* BEGIN Material provided *
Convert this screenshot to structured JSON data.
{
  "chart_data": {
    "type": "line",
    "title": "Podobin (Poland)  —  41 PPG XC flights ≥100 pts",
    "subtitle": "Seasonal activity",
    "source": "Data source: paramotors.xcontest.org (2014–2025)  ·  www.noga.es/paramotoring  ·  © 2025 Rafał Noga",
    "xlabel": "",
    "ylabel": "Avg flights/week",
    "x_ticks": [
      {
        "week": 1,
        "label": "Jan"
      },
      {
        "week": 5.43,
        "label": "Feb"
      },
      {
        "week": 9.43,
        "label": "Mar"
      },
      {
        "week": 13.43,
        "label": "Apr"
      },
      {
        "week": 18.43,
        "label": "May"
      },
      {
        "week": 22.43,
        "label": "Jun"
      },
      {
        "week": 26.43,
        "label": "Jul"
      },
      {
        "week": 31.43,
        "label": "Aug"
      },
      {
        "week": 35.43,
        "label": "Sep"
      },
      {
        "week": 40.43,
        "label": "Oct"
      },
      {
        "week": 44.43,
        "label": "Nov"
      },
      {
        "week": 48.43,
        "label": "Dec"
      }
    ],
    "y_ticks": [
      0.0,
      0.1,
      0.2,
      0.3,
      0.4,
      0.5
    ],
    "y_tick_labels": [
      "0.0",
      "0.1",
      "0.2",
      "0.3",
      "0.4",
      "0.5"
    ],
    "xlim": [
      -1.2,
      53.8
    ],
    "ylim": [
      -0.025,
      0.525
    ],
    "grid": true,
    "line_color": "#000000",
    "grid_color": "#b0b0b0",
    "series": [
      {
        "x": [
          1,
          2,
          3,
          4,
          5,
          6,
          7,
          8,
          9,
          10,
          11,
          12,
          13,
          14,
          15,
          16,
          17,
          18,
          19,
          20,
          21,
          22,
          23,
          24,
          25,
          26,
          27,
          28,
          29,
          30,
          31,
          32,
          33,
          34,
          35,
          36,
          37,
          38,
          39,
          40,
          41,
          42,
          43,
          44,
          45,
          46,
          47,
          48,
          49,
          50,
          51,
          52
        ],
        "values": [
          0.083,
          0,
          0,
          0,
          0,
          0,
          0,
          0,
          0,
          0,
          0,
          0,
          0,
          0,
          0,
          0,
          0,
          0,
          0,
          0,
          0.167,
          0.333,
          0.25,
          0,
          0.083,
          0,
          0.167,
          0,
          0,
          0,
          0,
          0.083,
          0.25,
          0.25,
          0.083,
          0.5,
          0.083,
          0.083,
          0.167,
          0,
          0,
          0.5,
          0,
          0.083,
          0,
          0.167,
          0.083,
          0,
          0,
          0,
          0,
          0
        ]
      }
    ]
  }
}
* END Material provided *
Short problem >>
Look over the material above and show each line where "flights" appears.

Result of the exercise >>
    "title": "Podobin (Poland)  —  41 PPG XC flights ≥100 pts",
    "ylabel": "Avg flights/week",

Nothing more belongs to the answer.